- **The request**
Give the number of lines that contain the string "pelo", please, and nothing else.
--- Data excerpts ---
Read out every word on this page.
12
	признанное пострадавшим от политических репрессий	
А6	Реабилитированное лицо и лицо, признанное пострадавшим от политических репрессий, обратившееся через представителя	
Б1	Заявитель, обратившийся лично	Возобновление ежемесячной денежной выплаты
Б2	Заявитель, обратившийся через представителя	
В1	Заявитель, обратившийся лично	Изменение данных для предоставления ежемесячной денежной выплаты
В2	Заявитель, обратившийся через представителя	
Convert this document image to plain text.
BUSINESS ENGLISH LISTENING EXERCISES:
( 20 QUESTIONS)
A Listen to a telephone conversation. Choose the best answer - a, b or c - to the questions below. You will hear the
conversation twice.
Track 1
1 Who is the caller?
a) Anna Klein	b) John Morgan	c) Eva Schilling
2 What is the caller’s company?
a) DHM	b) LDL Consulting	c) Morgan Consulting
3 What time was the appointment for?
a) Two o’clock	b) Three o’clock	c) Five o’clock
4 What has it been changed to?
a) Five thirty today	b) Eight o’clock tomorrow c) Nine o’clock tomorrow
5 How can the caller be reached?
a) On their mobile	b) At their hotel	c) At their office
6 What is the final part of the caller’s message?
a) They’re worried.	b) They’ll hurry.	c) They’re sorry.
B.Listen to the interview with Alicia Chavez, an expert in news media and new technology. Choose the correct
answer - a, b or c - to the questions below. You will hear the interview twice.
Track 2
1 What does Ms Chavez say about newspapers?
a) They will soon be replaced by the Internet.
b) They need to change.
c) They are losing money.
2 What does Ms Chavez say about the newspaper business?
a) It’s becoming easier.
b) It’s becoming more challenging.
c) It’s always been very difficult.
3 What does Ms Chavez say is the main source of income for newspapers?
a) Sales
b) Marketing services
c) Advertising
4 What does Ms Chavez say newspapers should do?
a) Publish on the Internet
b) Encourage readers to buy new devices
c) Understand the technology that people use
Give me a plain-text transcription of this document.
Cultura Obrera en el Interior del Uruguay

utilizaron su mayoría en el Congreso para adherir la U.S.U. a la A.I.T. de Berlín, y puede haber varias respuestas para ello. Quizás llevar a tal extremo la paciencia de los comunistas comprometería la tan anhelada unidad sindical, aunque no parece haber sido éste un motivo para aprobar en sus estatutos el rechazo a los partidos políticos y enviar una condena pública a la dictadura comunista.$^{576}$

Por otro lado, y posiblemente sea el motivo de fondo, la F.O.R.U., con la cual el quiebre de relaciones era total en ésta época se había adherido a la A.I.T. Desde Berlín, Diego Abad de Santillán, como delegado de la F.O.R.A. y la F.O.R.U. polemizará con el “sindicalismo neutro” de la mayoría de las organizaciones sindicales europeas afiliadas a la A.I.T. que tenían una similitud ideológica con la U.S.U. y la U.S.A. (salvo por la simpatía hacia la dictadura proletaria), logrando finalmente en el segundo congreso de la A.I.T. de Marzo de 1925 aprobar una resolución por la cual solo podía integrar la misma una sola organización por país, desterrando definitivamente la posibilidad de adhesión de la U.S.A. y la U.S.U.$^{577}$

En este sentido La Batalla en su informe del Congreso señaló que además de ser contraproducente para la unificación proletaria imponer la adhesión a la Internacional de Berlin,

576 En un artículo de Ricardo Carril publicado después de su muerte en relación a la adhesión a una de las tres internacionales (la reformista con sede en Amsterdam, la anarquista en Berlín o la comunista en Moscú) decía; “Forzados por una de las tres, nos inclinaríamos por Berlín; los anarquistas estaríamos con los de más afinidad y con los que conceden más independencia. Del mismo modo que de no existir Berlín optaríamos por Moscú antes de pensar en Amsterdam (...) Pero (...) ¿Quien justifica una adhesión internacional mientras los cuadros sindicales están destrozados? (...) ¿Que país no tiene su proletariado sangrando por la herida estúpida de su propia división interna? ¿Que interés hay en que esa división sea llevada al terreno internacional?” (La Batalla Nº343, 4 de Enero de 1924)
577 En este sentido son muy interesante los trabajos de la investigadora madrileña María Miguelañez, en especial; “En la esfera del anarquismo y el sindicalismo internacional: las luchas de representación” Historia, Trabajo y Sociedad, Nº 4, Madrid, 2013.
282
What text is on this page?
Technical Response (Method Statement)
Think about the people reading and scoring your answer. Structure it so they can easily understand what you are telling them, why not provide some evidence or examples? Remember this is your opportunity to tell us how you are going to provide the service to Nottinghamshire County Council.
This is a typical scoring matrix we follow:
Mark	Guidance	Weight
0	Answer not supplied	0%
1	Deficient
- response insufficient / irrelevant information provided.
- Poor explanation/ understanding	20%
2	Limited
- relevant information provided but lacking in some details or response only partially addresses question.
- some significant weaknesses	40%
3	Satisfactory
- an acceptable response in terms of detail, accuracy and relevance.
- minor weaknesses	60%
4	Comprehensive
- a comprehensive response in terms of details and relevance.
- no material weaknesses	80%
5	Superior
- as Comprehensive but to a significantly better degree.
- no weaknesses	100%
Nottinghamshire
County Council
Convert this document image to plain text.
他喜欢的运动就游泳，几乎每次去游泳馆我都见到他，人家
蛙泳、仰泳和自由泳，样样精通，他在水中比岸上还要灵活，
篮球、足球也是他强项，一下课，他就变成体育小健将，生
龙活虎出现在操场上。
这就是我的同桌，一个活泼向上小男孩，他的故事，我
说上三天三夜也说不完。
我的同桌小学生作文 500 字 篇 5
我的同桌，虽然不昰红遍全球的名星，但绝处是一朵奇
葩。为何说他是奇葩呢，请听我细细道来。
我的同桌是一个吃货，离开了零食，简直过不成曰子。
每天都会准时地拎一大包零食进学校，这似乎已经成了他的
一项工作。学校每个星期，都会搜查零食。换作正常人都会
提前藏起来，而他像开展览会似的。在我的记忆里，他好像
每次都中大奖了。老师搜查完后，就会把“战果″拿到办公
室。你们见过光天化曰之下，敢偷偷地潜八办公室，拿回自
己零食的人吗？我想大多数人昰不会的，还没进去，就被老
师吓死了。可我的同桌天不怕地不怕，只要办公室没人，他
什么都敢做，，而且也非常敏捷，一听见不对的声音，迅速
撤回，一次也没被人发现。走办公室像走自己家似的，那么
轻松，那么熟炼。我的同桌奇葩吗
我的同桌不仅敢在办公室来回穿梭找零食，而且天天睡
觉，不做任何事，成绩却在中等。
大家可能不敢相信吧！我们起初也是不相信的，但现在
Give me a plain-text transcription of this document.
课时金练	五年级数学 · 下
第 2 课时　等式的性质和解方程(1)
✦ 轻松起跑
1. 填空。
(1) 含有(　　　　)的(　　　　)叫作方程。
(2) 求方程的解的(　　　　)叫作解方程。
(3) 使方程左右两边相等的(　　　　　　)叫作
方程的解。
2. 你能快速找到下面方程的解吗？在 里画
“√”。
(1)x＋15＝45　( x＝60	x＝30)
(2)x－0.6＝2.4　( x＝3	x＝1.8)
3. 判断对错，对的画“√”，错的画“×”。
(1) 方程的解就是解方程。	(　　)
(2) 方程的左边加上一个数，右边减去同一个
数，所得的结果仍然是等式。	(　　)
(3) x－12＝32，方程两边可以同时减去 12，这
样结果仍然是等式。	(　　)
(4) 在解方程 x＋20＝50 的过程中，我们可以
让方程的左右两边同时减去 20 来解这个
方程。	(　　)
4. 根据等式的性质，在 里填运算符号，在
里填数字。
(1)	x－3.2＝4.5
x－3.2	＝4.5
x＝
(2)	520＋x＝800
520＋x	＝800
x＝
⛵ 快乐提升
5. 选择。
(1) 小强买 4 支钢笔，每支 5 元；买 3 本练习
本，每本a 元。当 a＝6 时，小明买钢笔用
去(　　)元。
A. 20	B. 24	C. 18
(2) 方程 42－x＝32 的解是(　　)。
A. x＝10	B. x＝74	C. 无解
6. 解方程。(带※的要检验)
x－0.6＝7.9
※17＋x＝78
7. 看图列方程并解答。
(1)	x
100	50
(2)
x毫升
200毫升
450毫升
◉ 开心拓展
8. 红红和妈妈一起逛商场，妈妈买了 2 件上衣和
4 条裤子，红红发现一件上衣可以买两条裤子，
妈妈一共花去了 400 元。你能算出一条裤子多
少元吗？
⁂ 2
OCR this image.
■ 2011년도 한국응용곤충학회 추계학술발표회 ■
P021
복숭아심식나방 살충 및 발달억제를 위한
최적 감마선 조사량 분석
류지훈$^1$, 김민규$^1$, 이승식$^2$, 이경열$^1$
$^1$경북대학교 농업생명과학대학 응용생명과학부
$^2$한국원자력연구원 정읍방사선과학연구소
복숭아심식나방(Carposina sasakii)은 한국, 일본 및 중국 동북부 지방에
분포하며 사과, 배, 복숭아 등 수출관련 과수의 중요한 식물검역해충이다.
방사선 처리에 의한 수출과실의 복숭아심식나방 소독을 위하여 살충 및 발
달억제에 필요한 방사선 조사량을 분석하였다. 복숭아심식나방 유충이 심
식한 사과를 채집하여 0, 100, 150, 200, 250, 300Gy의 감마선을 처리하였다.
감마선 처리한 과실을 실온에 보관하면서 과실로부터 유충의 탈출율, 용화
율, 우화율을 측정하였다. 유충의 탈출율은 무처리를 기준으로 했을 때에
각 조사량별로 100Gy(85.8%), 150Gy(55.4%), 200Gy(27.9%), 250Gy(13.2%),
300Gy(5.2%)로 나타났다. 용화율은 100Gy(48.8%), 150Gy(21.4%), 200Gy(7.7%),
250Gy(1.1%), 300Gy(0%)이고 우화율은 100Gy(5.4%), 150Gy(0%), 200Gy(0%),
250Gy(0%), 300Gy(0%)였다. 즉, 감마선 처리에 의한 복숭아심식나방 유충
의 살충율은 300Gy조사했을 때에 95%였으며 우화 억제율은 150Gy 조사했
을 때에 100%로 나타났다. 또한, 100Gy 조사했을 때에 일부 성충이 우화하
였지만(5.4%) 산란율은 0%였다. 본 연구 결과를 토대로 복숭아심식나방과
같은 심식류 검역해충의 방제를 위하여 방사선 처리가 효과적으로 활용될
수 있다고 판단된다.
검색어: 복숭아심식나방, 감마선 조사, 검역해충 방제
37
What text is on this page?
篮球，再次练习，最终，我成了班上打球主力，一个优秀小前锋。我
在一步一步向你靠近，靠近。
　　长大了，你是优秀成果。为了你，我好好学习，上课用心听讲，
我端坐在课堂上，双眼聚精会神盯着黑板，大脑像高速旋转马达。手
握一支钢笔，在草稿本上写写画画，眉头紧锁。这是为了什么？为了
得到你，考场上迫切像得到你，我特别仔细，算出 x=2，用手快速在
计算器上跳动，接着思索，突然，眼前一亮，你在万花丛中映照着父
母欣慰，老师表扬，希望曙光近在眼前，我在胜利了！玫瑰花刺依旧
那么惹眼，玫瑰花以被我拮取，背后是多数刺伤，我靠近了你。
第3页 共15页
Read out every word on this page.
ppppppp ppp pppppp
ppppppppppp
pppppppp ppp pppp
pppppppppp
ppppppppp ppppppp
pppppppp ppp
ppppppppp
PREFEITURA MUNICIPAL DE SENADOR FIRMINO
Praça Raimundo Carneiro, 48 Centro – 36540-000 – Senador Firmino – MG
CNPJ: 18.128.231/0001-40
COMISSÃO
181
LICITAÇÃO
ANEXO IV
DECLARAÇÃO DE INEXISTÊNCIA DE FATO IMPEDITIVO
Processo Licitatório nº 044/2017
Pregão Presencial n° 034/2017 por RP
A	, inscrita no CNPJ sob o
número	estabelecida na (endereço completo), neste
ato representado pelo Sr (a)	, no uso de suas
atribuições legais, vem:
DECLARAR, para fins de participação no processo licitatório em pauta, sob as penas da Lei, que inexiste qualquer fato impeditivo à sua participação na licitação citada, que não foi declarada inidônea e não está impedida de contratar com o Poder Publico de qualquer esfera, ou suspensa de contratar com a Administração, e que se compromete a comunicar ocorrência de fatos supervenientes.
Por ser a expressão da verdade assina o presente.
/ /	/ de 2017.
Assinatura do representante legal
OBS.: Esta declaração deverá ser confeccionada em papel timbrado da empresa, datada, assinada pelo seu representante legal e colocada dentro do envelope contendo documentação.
---
- **Written solution**
2